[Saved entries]
⁂

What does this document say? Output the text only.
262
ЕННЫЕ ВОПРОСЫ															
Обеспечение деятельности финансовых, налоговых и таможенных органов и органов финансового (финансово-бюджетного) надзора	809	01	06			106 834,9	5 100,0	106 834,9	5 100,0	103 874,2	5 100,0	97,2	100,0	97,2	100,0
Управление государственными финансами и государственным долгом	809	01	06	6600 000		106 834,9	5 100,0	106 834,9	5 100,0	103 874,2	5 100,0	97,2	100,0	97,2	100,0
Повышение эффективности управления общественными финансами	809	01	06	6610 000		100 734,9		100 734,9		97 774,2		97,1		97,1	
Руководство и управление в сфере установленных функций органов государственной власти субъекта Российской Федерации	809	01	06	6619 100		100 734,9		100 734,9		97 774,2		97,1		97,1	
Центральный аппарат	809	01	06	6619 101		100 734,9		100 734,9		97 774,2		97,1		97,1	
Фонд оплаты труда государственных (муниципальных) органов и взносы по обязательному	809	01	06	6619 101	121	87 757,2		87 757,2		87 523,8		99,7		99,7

⁂

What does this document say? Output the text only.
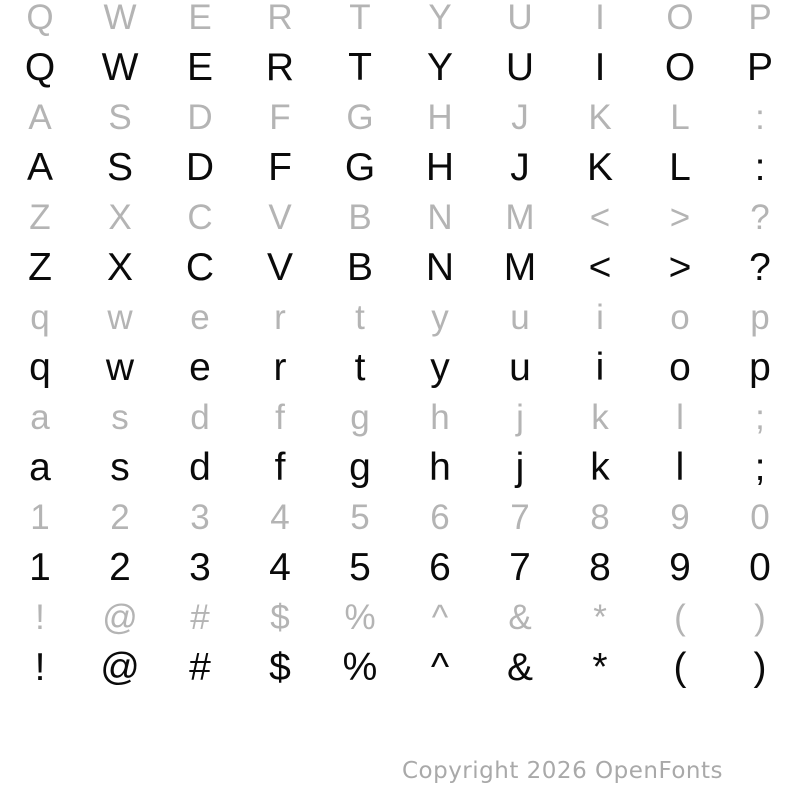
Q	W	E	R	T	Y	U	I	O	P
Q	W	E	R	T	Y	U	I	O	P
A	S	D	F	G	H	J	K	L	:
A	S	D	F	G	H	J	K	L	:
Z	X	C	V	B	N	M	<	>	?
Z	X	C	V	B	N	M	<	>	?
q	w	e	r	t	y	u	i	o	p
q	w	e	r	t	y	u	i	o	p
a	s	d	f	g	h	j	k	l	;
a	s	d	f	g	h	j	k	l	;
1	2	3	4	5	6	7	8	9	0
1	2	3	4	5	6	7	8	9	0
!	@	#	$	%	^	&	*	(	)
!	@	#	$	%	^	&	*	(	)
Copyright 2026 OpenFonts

⁂

§ Job: Where a line above contains the word "органов", copy that line.

§ Exercise output:
Обеспечение деятельности финансовых, налоговых и таможенных органов и органов финансового (финансово-бюджетного) надзора	809	01	06			106 834,9	5 100,0	106 834,9	5 100,0	103 874,2	5 100,0	97,2	100,0	97,2	100,0
Руководство и управление в сфере установленных функций органов государственной власти субъекта Российской Федерации	809	01	06	6619 100		100 734,9		100 734,9		97 774,2		97,1		97,1	
Фонд оплаты труда государственных (муниципальных) органов и взносы по обязательному	809	01	06	6619 101	121	87 757,2		87 757,2		87 523,8		99,7		99,7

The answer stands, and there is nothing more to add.